__INSTRUCTIONS__
a) Answer these from the post on the Torque scheduler error:
(i) Which Open MPI version is in use?
(ii) On which device path does driver initialization fail?
(iii) What does PSM ask the user to make sure of?
b) Please extend the post on the Torque scheduler error from its last sentence onward.

__QUOTED TEXT__
========
Hi Team,

I am using Qlogic Infiniband and Openmpi-1.5.3. I can able to run the jobs by CLI without any issues, but when iam submitting over torque scheduler facing the below issue.

I am facing issue while submitting the jobs through Torque scheduler. Error file is attached

Overview of the problem:

node1.ibab.ac.in.5910Driver initialization failure on /dev/ipath (err=23)

--------------------------------------------------------------------------

PSM was unable to open an endpoint. Please make sure that the network link is

active on the node and the hardware is functioning.

 

  Error: Failure in initializing endpoint

 

I gone through the link http://www.open-mpi.org/community/lists/users/2011/12/17888.php for solution, same followed but no luck.
========
__DATASET CONTENT__

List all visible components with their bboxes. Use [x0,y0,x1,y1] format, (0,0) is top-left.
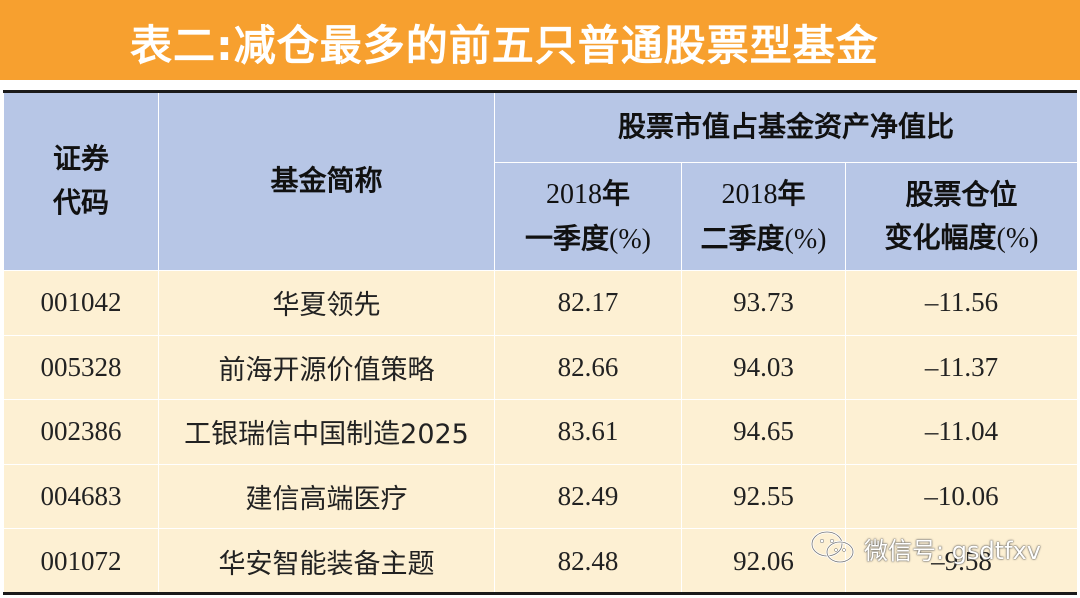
========
__RESULTS BY TASK__
a)
(i) Openmpi-1.5.3
(ii) /dev/ipath
(iii) That the network link is active on the node and the hardware is functioning.

b)
I exported the value in my input submit script file as export PSM_SHAREDCONTEXTS_MAX=16, and submitted the job.

Sample inputfile is

#!/bin/bash

#PBS -N matmul

#PBS -l nodes=1:ppn=1

node=1

ppn=1

nprocs=`expr ${node} \* ${ppn}`

echo "--- PBS_NODEFILE CONTENT ---"

cat $PBS_NODEFILE

export PSM_SHAREDCONTEXTS_MAX=16

 

mpirun -np ${nprocs} --hostfile $PBS_NODEFILE  /home/khan/a.out < /home/khan/iter

 

Please let me know I doing correct or not ? and suggest me for best out ?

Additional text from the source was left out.